___ Entries supplied

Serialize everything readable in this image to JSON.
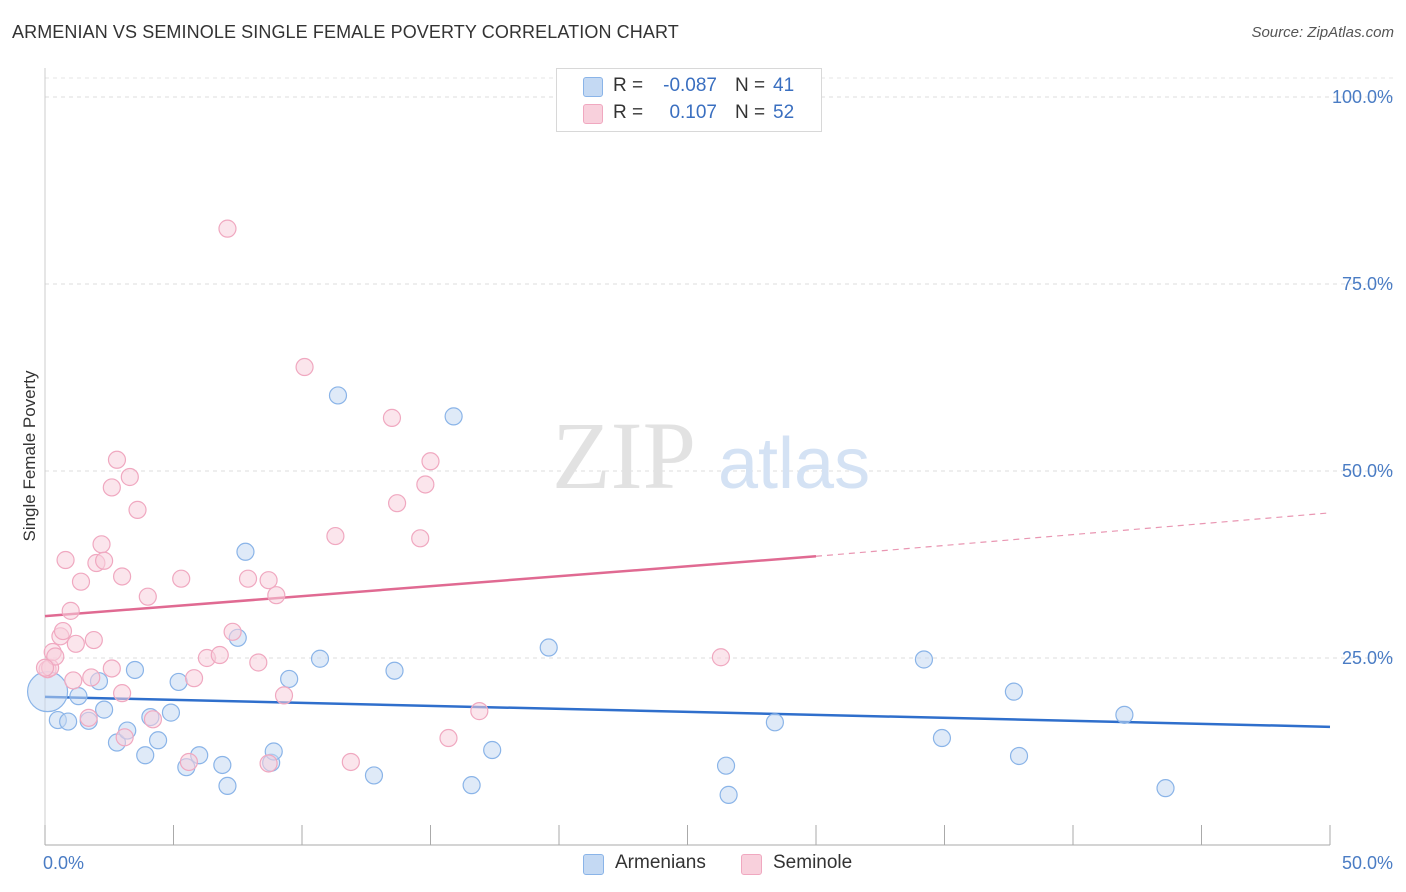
{
  "chart_data": {
    "type": "scatter",
    "title": "ARMENIAN VS SEMINOLE SINGLE FEMALE POVERTY CORRELATION CHART",
    "source": "Source: ZipAtlas.com",
    "ylabel": "Single Female Poverty",
    "xlabel": "",
    "xlim": [
      0,
      50
    ],
    "ylim": [
      0,
      100
    ],
    "x_tick_labels": [
      "0.0%",
      "50.0%"
    ],
    "y_ticks": [
      25,
      50,
      75,
      100
    ],
    "y_tick_labels": [
      "25.0%",
      "50.0%",
      "75.0%",
      "100.0%"
    ],
    "grid": true,
    "watermark": {
      "zip": "ZIP",
      "atlas": "atlas"
    },
    "legend": {
      "r_label": "R =",
      "n_label": "N =",
      "entries": [
        {
          "r": "-0.087",
          "n": "41"
        },
        {
          "r": "0.107",
          "n": "52"
        }
      ]
    },
    "series": [
      {
        "name": "Armenians",
        "color": "#8ab4e8",
        "fill": "#c4d9f3",
        "line_color": "#2f6fcc",
        "trend": {
          "x0": 0,
          "y0": 19.8,
          "x1": 50,
          "y1": 15.8
        },
        "points": [
          [
            0.1,
            20.5
          ],
          [
            0.5,
            16.7
          ],
          [
            0.9,
            16.5
          ],
          [
            1.3,
            19.9
          ],
          [
            1.7,
            16.6
          ],
          [
            2.1,
            21.9
          ],
          [
            2.3,
            18.1
          ],
          [
            2.8,
            13.7
          ],
          [
            3.2,
            15.3
          ],
          [
            3.5,
            23.4
          ],
          [
            3.9,
            12.0
          ],
          [
            4.1,
            17.1
          ],
          [
            4.4,
            14.0
          ],
          [
            4.9,
            17.7
          ],
          [
            5.2,
            21.8
          ],
          [
            5.5,
            10.4
          ],
          [
            6.0,
            12.0
          ],
          [
            6.9,
            10.7
          ],
          [
            7.1,
            7.9
          ],
          [
            7.5,
            27.7
          ],
          [
            7.8,
            39.2
          ],
          [
            8.8,
            11.0
          ],
          [
            8.9,
            12.5
          ],
          [
            9.5,
            22.2
          ],
          [
            10.7,
            24.9
          ],
          [
            11.4,
            60.1
          ],
          [
            12.8,
            9.3
          ],
          [
            13.6,
            23.3
          ],
          [
            15.9,
            57.3
          ],
          [
            16.6,
            8.0
          ],
          [
            17.4,
            12.7
          ],
          [
            19.6,
            26.4
          ],
          [
            26.5,
            10.6
          ],
          [
            26.6,
            6.7
          ],
          [
            28.4,
            16.4
          ],
          [
            34.2,
            24.8
          ],
          [
            34.9,
            14.3
          ],
          [
            37.7,
            20.5
          ],
          [
            37.9,
            11.9
          ],
          [
            42.0,
            17.4
          ],
          [
            43.6,
            7.6
          ]
        ]
      },
      {
        "name": "Seminole",
        "color": "#f0a8c0",
        "fill": "#f8d0dc",
        "line_color": "#e06a92",
        "trend": {
          "x0": 0,
          "y0": 30.6,
          "x1": 30,
          "y1": 38.6
        },
        "trend_extension": {
          "x0": 30,
          "y0": 38.6,
          "x1": 50,
          "y1": 44.4
        },
        "points": [
          [
            0.1,
            23.5
          ],
          [
            0.2,
            23.7
          ],
          [
            0.3,
            25.8
          ],
          [
            0.4,
            25.2
          ],
          [
            0.6,
            27.9
          ],
          [
            0.7,
            28.6
          ],
          [
            0.8,
            38.1
          ],
          [
            1.0,
            31.3
          ],
          [
            1.1,
            22.0
          ],
          [
            1.2,
            26.9
          ],
          [
            1.4,
            35.2
          ],
          [
            1.7,
            17.0
          ],
          [
            1.8,
            22.4
          ],
          [
            1.9,
            27.4
          ],
          [
            2.0,
            37.7
          ],
          [
            2.2,
            40.2
          ],
          [
            2.3,
            38.0
          ],
          [
            2.6,
            23.6
          ],
          [
            2.6,
            47.8
          ],
          [
            2.8,
            51.5
          ],
          [
            3.0,
            20.3
          ],
          [
            3.0,
            35.9
          ],
          [
            3.1,
            14.4
          ],
          [
            3.3,
            49.2
          ],
          [
            3.6,
            44.8
          ],
          [
            4.0,
            33.2
          ],
          [
            4.2,
            16.8
          ],
          [
            5.3,
            35.6
          ],
          [
            5.6,
            11.1
          ],
          [
            5.8,
            22.3
          ],
          [
            6.3,
            25.0
          ],
          [
            6.8,
            25.4
          ],
          [
            7.1,
            82.4
          ],
          [
            7.3,
            28.5
          ],
          [
            7.9,
            35.6
          ],
          [
            8.3,
            24.4
          ],
          [
            8.7,
            10.9
          ],
          [
            8.7,
            35.4
          ],
          [
            9.0,
            33.4
          ],
          [
            9.3,
            20.0
          ],
          [
            10.1,
            63.9
          ],
          [
            11.3,
            41.3
          ],
          [
            11.9,
            11.1
          ],
          [
            13.5,
            57.1
          ],
          [
            13.7,
            45.7
          ],
          [
            14.6,
            41.0
          ],
          [
            14.8,
            48.2
          ],
          [
            15.0,
            51.3
          ],
          [
            15.7,
            14.3
          ],
          [
            16.9,
            17.9
          ],
          [
            26.3,
            25.1
          ],
          [
            0.0,
            23.7
          ]
        ]
      }
    ]
  }
}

______

Aim: Leave images out of the retyped records; keep all else exact.

Response:
Serialize everything readable in this image to JSON.
{
  "chart_data": {
    "type": "scatter",
    "title": "ARMENIAN VS SEMINOLE SINGLE FEMALE POVERTY CORRELATION CHART",
    "source": "Source: ZipAtlas.com",
    "ylabel": "Single Female Poverty",
    "xlabel": "",
    "xlim": [
      0,
      50
    ],
    "ylim": [
      0,
      100
    ],
    "x_tick_labels": [
      "0.0%",
      "50.0%"
    ],
    "y_ticks": [
      25,
      50,
      75,
      100
    ],
    "y_tick_labels": [
      "25.0%",
      "50.0%",
      "75.0%",
      "100.0%"
    ],
    "grid": true,
    "watermark": {
      "zip": "ZIP",
      "atlas": "atlas"
    },
    "legend": {
      "r_label": "R =",
      "n_label": "N =",
      "entries": [
        {
          "r": "-0.087",
          "n": "41"
        },
        {
          "r": "0.107",
          "n": "52"
        }
      ]
    },
    "series": [
      {
        "name": "Armenians",
        "color": "#8ab4e8",
        "fill": "#c4d9f3",
        "line_color": "#2f6fcc",
        "trend": {
          "x0": 0,
          "y0": 19.8,
          "x1": 50,
          "y1": 15.8
        },
        "points": [
          [
            0.1,
            20.5
          ],
          [
            0.5,
            16.7
          ],
          [
            0.9,
            16.5
          ],
          [
            1.3,
            19.9
          ],
          [
            1.7,
            16.6
          ],
          [
            2.1,
            21.9
          ],
          [
            2.3,
            18.1
          ],
          [
            2.8,
            13.7
          ],
          [
            3.2,
            15.3
          ],
          [
            3.5,
            23.4
          ],
          [
            3.9,
            12.0
          ],
          [
            4.1,
            17.1
          ],
          [
            4.4,
            14.0
          ],
          [
            4.9,
            17.7
          ],
          [
            5.2,
            21.8
          ],
          [
            5.5,
            10.4
          ],
          [
            6.0,
            12.0
          ],
          [
            6.9,
            10.7
          ],
          [
            7.1,
            7.9
          ],
          [
            7.5,
            27.7
          ],
          [
            7.8,
            39.2
          ],
          [
            8.8,
            11.0
          ],
          [
            8.9,
            12.5
          ],
          [
            9.5,
            22.2
          ],
          [
            10.7,
            24.9
          ],
          [
            11.4,
            60.1
          ],
          [
            12.8,
            9.3
          ],
          [
            13.6,
            23.3
          ],
          [
            15.9,
            57.3
          ],
          [
            16.6,
            8.0
          ],
          [
            17.4,
            12.7
          ],
          [
            19.6,
            26.4
          ],
          [
            26.5,
            10.6
          ],
          [
            26.6,
            6.7
          ],
          [
            28.4,
            16.4
          ],
          [
            34.2,
            24.8
          ],
          [
            34.9,
            14.3
          ],
          [
            37.7,
            20.5
          ],
          [
            37.9,
            11.9
          ],
          [
            42.0,
            17.4
          ],
          [
            43.6,
            7.6
          ]
        ]
      },
      {
        "name": "Seminole",
        "color": "#f0a8c0",
        "fill": "#f8d0dc",
        "line_color": "#e06a92",
        "trend": {
          "x0": 0,
          "y0": 30.6,
          "x1": 30,
          "y1": 38.6
        },
        "trend_extension": {
          "x0": 30,
          "y0": 38.6,
          "x1": 50,
          "y1": 44.4
        },
        "points": [
          [
            0.1,
            23.5
          ],
          [
            0.2,
            23.7
          ],
          [
            0.3,
            25.8
          ],
          [
            0.4,
            25.2
          ],
          [
            0.6,
            27.9
          ],
          [
            0.7,
            28.6
          ],
          [
            0.8,
            38.1
          ],
          [
            1.0,
            31.3
          ],
          [
            1.1,
            22.0
          ],
          [
            1.2,
            26.9
          ],
          [
            1.4,
            35.2
          ],
          [
            1.7,
            17.0
          ],
          [
            1.8,
            22.4
          ],
          [
            1.9,
            27.4
          ],
          [
            2.0,
            37.7
          ],
          [
            2.2,
            40.2
          ],
          [
            2.3,
            38.0
          ],
          [
            2.6,
            23.6
          ],
          [
            2.6,
            47.8
          ],
          [
            2.8,
            51.5
          ],
          [
            3.0,
            20.3
          ],
          [
            3.0,
            35.9
          ],
          [
            3.1,
            14.4
          ],
          [
            3.3,
            49.2
          ],
          [
            3.6,
            44.8
          ],
          [
            4.0,
            33.2
          ],
          [
            4.2,
            16.8
          ],
          [
            5.3,
            35.6
          ],
          [
            5.6,
            11.1
          ],
          [
            5.8,
            22.3
          ],
          [
            6.3,
            25.0
          ],
          [
            6.8,
            25.4
          ],
          [
            7.1,
            82.4
          ],
          [
            7.3,
            28.5
          ],
          [
            7.9,
            35.6
          ],
          [
            8.3,
            24.4
          ],
          [
            8.7,
            10.9
          ],
          [
            8.7,
            35.4
          ],
          [
            9.0,
            33.4
          ],
          [
            9.3,
            20.0
          ],
          [
            10.1,
            63.9
          ],
          [
            11.3,
            41.3
          ],
          [
            11.9,
            11.1
          ],
          [
            13.5,
            57.1
          ],
          [
            13.7,
            45.7
          ],
          [
            14.6,
            41.0
          ],
          [
            14.8,
            48.2
          ],
          [
            15.0,
            51.3
          ],
          [
            15.7,
            14.3
          ],
          [
            16.9,
            17.9
          ],
          [
            26.3,
            25.1
          ],
          [
            0.0,
            23.7
          ]
        ]
      }
    ]
  }
}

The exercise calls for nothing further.